Carry on the explanation of how DNS servers look up names, starting after its last sentence.
BEGIN Text to read
Note the dot, at the end of the domain name, often this is missed out of
"fully qualified domain names" but occasionally, especially when dealing
with DNS, it can be very important.

-- Distributed name servers.

As previously explained, the idea of distributed name servers is to give
a domain administrator control over what is in their domain. A domain in
this sense is anything that is 'above' a host in the tree structure.
Referring to the previous example, the domains are as follows:

The root: "dot"
The top level domains: com. net. edu. org. uk.
Normal domains: uknet.com. ac.uk. co.uk. org.uk. leeds.ac.uk. cs.leeds.ac.uk.

Each of these domains must have a domain server that describes what hosts
or 'sub domains' are within it. 

Now, imagine a web browser wants to find the IP address associated with the
name "www.uknet.com.". The name is passed onto part of the computer's
Internet software called the resolver. Most resolvers are configured to
first look in the local machine's host-table to see if the address is in
there and if it isn't, to use DNS to resolve the name. The resolver has a
list of DNS servers to send its query to, if it doesn't get a response from
the primary it will try its secondary, and so on. When the resolver finds a
working DNS server it will send the domain name to the server, and ask for
its IP address. The following description of how it does this is a mostly
accurate description of how a DNS server gets its information.

When a DNS server receives a request for a name the first thing it will
do is to check its caches to see if it has already had requests for this
domain before. If it finds the address in its cache, it will respond
with the required information. If not it knows that it will have to look
elsewhere (note: If the DNS information is actually held locally on this
server then it will be in the cache by default, so there is no need for an
extra check).

If it is not in the cache then it needs to find out where the information
for the host "www.uknet.com." is stored. It knows that the address record
for "www.uknet.com." will be stored in the nameserver for "uknet.com." so
what it has to now do is find out where this nameserver is.

Firstly it looks in its own caches to see if it has nameserver information
for the domain "uknet.com.", if it doesn't, it knows that the domain "com."
has this information in it. It then looks in its caches to see if it has
nameserver information for "com." and again, if not, it knows that this
information exists in the root domain, or "dot". All nameserver caches are
pre-loaded with the nameserver information for "dot" (in naming terms,
these are in the domain ROOT-SERVERS.NET.) so, our nameserver now sends a
request to "dot" to ask what the address of the nameservers for "com." are.
END Text to read
BEGIN Given information
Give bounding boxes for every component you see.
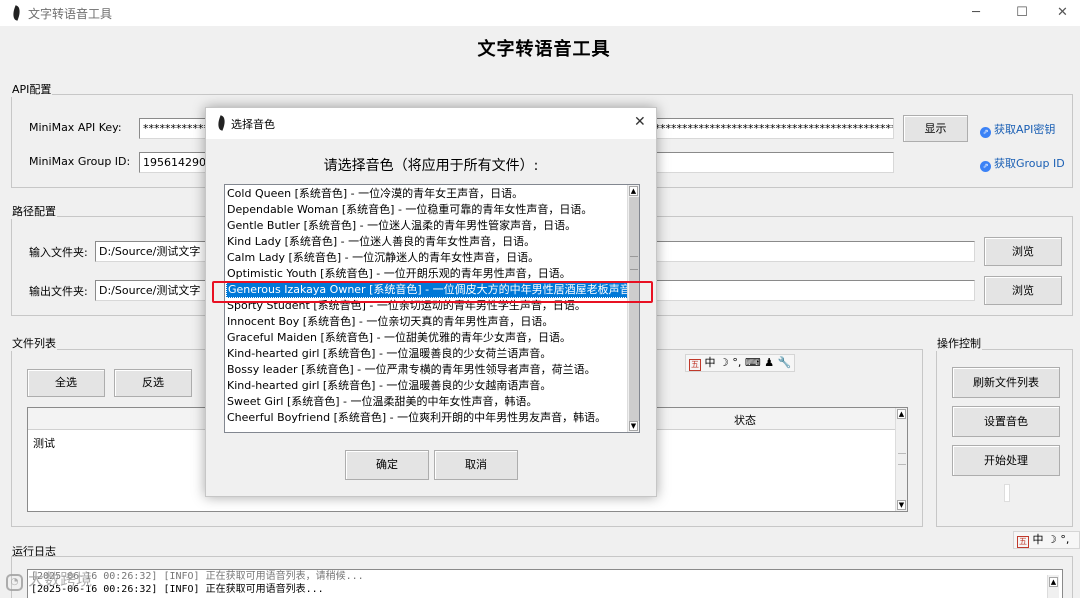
END Given information
## The response
When it gets a reply, it puts this information into its cache, and then asks
the nameservers for "com." what the address of the nameserver for
"uknet.com." is. Remember, the nameserver for "com." will have "uknet.com."
in its caches because "uknet.com." is a local domain to it so it will send
back a quick response. Our nameserver now knows the address of the nameserver
for "uknet.com." so it pops it into its cache in case it is needed later and
then asks that server what the address of "www.uknet.com." is. The nameserver
for "uknet.com." will have this in its caches (assuming it is a valid domain)
and so sends back an address, or an error. Assuming our DNS server gets a valid
address, it is popped into the cache and the DNS server finally tells the
resolver the address for "www.uknet.com.".

As you can see, this simple example involved quite a lot of steps. With a
domain like "vax1.cs.leeds.ac.uk." there would be quite a lot of steps. In
reality, a lot of responses come straight from caches and frequently used
nameservers can quickly aquire huge amounts of information in cache.

-- Caches.

One of the advantages of DNS over the original single host table was that
the information changes were dynamic. One of the problems with allowing
nameservers to accumulate large caches is that if a change is made, this
may not be seen because a resolved may be using previously cached data on
a nameserver. To get around this, each domain has caching certain information
in its data file. This information tells the nameserver caches the following
time periods.

. Refresh: How often the nameserver should refresh this information from
  the original source.
. Retry: If the nameserver fails to refresh the information for some
  reason, it should retry every now and then. This is the period of time
  between retrys.
. Expire: If the nameserver can't get new information within this time
  period, the data should be considered "dead" and thrown away.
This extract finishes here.